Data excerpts
..........

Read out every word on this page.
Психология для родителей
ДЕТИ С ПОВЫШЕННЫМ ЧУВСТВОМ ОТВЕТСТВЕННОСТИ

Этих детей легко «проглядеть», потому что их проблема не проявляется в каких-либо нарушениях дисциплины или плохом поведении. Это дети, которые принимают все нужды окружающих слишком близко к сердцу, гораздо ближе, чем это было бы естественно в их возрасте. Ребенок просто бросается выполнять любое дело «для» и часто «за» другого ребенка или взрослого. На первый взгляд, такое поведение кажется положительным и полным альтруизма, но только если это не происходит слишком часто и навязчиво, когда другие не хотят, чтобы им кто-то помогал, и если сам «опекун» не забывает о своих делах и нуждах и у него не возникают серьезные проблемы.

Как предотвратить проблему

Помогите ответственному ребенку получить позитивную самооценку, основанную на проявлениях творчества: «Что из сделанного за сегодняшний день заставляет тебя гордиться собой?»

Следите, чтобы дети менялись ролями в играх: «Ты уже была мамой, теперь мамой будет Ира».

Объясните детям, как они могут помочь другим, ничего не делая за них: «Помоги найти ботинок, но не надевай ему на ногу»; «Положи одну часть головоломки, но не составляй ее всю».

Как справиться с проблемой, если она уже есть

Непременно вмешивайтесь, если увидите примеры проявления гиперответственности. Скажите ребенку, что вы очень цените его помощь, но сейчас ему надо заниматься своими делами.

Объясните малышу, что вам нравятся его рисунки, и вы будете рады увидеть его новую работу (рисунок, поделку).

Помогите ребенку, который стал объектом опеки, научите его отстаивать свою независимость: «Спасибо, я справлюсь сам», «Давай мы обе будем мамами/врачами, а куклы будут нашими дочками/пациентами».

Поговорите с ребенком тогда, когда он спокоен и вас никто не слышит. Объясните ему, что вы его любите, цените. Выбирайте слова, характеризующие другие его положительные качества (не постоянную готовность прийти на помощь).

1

..........

Problem statement ::
Go through the listing above and restate it word for word.

Solution ::
Read out every word on this page.
Психология для родителей
ДЕТИ С ПОВЫШЕННЫМ ЧУВСТВОМ ОТВЕТСТВЕННОСТИ

Этих детей легко «проглядеть», потому что их проблема не проявляется в каких-либо нарушениях дисциплины или плохом поведении. Это дети, которые принимают все нужды окружающих слишком близко к сердцу, гораздо ближе, чем это было бы естественно в их возрасте. Ребенок просто бросается выполнять любое дело «для» и часто «за» другого ребенка или взрослого. На первый взгляд, такое поведение кажется положительным и полным альтруизма, но только если это не происходит слишком часто и навязчиво, когда другие не хотят, чтобы им кто-то помогал, и если сам «опекун» не забывает о своих делах и нуждах и у него не возникают серьезные проблемы.

Как предотвратить проблему

Помогите ответственному ребенку получить позитивную самооценку, основанную на проявлениях творчества: «Что из сделанного за сегодняшний день заставляет тебя гордиться собой?»

Следите, чтобы дети менялись ролями в играх: «Ты уже была мамой, теперь мамой будет Ира».

Объясните детям, как они могут помочь другим, ничего не делая за них: «Помоги найти ботинок, но не надевай ему на ногу»; «Положи одну часть головоломки, но не составляй ее всю».

Как справиться с проблемой, если она уже есть

Непременно вмешивайтесь, если увидите примеры проявления гиперответственности. Скажите ребенку, что вы очень цените его помощь, но сейчас ему надо заниматься своими делами.

Объясните малышу, что вам нравятся его рисунки, и вы будете рады увидеть его новую работу (рисунок, поделку).

Помогите ребенку, который стал объектом опеки, научите его отстаивать свою независимость: «Спасибо, я справлюсь сам», «Давай мы обе будем мамами/врачами, а куклы будут нашими дочками/пациентами».

Поговорите с ребенком тогда, когда он спокоен и вас никто не слышит. Объясните ему, что вы его любите, цените. Выбирайте слова, характеризующие другие его положительные качества (не постоянную готовность прийти на помощь).

1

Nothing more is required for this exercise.